MATERIAL PROVIDED:
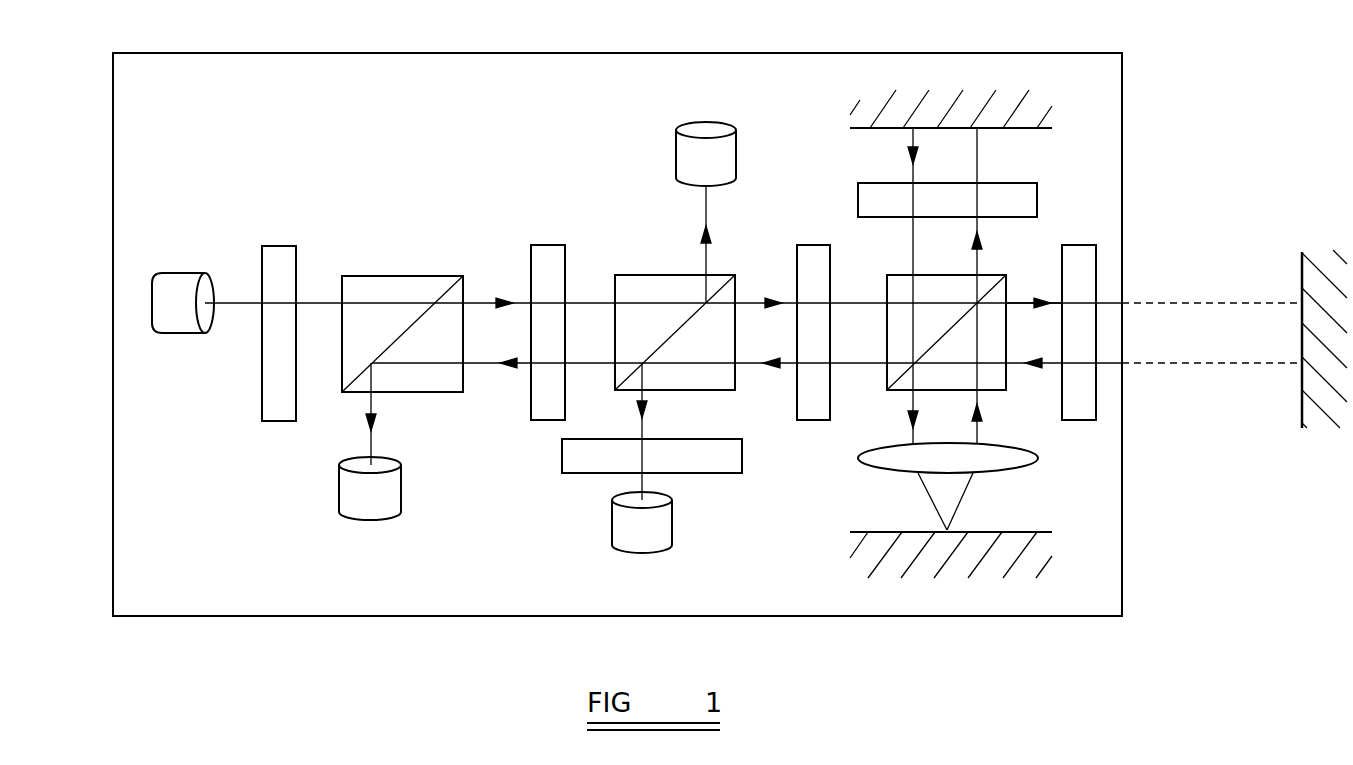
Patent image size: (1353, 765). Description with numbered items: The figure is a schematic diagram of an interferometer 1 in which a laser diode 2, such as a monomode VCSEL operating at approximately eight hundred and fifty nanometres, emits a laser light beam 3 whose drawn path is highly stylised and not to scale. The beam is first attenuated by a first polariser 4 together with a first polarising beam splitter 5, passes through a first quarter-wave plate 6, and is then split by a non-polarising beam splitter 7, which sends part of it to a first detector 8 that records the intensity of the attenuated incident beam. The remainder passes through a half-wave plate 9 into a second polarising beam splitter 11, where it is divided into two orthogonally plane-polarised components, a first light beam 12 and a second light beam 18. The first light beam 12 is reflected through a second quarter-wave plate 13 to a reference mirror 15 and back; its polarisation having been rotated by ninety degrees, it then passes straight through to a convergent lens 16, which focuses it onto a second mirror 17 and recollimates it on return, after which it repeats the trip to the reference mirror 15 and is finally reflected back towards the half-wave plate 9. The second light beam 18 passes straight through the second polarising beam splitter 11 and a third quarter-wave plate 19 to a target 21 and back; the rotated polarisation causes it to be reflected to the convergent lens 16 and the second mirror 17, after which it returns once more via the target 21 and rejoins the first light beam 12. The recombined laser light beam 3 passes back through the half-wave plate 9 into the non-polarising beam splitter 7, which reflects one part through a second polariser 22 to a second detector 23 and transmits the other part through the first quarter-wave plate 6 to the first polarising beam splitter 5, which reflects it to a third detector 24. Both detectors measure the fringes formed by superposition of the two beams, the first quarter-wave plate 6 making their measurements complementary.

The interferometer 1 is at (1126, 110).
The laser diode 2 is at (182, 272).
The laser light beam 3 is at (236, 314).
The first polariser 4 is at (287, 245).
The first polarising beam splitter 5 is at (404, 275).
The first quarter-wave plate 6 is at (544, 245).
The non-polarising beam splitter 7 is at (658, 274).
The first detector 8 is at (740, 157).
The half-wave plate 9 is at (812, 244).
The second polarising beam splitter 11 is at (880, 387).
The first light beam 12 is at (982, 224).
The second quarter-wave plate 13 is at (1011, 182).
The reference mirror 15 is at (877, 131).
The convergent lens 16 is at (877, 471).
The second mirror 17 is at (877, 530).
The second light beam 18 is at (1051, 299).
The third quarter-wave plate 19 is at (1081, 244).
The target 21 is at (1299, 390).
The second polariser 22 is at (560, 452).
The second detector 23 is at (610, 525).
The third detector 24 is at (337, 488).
---
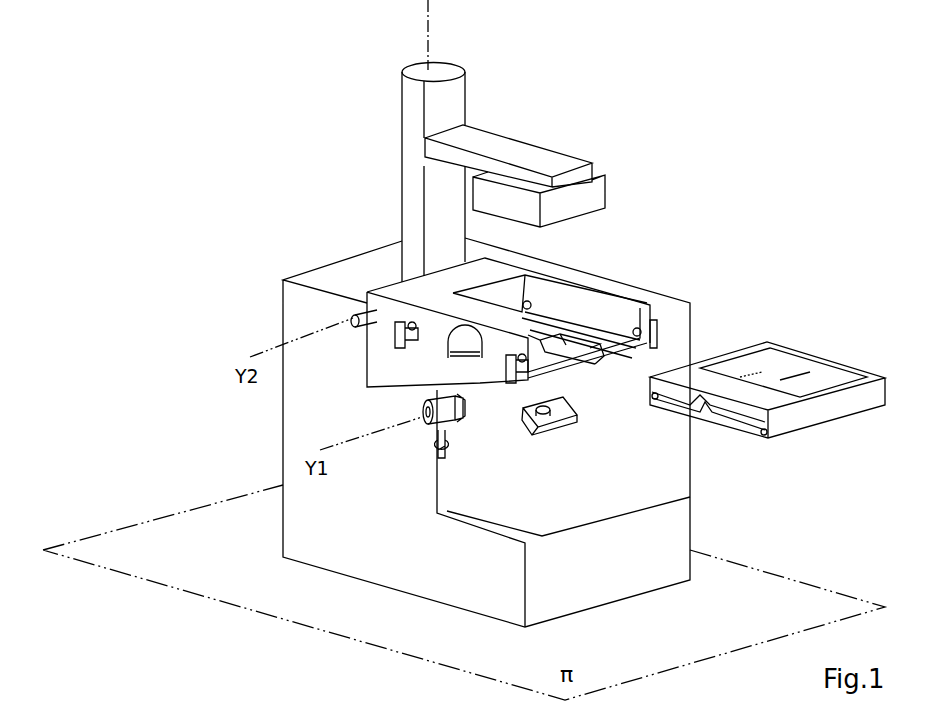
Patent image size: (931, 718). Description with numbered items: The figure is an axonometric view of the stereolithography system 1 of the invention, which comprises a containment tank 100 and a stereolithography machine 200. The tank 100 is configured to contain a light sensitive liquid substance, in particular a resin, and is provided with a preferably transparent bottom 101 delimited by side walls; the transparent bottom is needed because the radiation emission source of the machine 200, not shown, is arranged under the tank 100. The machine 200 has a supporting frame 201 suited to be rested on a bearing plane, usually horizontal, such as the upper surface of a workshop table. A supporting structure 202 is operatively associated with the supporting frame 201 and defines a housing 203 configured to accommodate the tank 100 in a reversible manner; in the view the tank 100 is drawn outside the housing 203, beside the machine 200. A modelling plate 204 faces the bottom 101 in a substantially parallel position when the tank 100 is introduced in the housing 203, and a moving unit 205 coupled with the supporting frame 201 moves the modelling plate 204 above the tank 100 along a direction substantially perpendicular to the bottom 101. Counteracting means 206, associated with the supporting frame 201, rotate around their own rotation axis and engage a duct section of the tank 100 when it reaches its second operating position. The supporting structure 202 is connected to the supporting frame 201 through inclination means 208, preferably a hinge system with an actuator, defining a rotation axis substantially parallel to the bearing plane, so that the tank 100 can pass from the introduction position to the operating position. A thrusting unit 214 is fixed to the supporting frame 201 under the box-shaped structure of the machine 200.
==
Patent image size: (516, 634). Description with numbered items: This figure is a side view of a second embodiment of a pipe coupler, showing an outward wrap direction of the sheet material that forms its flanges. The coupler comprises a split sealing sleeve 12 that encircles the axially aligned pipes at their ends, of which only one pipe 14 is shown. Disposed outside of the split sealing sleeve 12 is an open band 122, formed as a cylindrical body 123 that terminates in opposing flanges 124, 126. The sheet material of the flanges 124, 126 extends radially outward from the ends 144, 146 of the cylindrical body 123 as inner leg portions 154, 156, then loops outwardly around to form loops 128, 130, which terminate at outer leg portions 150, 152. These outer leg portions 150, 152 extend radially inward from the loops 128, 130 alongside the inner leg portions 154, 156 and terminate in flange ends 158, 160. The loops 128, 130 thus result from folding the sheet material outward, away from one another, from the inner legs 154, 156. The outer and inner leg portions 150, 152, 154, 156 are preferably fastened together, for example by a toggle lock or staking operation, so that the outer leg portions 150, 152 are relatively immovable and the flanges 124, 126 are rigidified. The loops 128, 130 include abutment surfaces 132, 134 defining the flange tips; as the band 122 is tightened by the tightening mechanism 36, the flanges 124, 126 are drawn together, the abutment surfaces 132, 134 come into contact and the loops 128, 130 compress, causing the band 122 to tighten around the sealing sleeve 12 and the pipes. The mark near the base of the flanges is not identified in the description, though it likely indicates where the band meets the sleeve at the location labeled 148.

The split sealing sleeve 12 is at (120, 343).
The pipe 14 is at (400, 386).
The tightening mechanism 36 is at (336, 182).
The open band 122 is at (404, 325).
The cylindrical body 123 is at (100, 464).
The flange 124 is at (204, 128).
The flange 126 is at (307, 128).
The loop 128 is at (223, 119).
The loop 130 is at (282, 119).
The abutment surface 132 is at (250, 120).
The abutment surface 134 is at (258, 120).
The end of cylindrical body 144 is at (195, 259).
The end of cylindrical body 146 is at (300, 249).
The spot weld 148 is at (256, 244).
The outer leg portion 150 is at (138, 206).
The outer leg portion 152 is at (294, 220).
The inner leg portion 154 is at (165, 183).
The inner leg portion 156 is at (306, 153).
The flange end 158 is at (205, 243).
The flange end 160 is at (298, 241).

SET TASK: Render the lines between the one containing "Patent image size: (516, 634)." and the one containing "The abutment surface 134 is at (258, 120).", inclusive, as a JSON list of strings with one string per line, leaving out any blank lines.

COMPLETE ANSWER:
[
  "Patent image size: (516, 634). Description with numbered items: This figure is a side view of a second embodiment of a pipe coupler, showing an outward wrap direction of the sheet material that forms its flanges. The coupler comprises a split sealing sleeve 12 that encircles the axially aligned pipes at their ends, of which only one pipe 14 is shown. Disposed outside of the split sealing sleeve 12 is an open band 122, formed as a cylindrical body 123 that terminates in opposing flanges 124, 126. The sheet material of the flanges 124, 126 extends radially outward from the ends 144, 146 of the cylindrical body 123 as inner leg portions 154, 156, then loops outwardly around to form loops 128, 130, which terminate at outer leg portions 150, 152. These outer leg portions 150, 152 extend radially inward from the loops 128, 130 alongside the inner leg portions 154, 156 and terminate in flange ends 158, 160. The loops 128, 130 thus result from folding the sheet material outward, away from one another, from the inner legs 154, 156. The outer and inner leg portions 150, 152, 154, 156 are preferably fastened together, for example by a toggle lock or staking operation, so that the outer leg portions 150, 152 are relatively immovable and the flanges 124, 126 are rigidified. The loops 128, 130 include abutment surfaces 132, 134 defining the flange tips; as the band 122 is tightened by the tightening mechanism 36, the flanges 124, 126 are drawn together, the abutment surfaces 132, 134 come into contact and the loops 128, 130 compress, causing the band 122 to tighten around the sealing sleeve 12 and the pipes. The mark near the base of the flanges is not identified in the description, though it likely indicates where the band meets the sleeve at the location labeled 148.",
  "The split sealing sleeve 12 is at (120, 343).",
  "The pipe 14 is at (400, 386).",
  "The tightening mechanism 36 is at (336, 182).",
  "The open band 122 is at (404, 325).",
  "The cylindrical body 123 is at (100, 464).",
  "The flange 124 is at (204, 128).",
  "The flange 126 is at (307, 128).",
  "The loop 128 is at (223, 119).",
  "The loop 130 is at (282, 119).",
  "The abutment surface 132 is at (250, 120).",
  "The abutment surface 134 is at (258, 120)."
]